Dataset entries:
------------------------
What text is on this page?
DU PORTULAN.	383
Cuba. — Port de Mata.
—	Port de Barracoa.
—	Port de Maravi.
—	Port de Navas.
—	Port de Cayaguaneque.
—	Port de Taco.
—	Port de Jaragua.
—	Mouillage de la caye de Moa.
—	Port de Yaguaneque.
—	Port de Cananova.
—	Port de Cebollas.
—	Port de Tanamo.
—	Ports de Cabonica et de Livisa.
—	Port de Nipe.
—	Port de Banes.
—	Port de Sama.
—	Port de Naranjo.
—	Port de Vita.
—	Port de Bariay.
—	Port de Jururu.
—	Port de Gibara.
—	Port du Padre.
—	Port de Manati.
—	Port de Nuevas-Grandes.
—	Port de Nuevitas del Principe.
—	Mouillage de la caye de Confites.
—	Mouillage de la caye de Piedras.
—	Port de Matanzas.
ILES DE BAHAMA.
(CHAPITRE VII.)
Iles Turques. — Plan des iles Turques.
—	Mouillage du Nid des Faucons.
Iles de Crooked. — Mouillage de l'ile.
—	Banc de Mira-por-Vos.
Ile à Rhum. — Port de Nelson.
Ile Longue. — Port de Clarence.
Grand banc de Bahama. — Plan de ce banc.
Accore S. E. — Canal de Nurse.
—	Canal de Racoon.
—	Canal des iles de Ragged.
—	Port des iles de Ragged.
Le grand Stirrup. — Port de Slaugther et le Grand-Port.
------------------------
AIM: Give the count of lines in the listing above that include "caye", with no other words.

FINISHED TASK: 3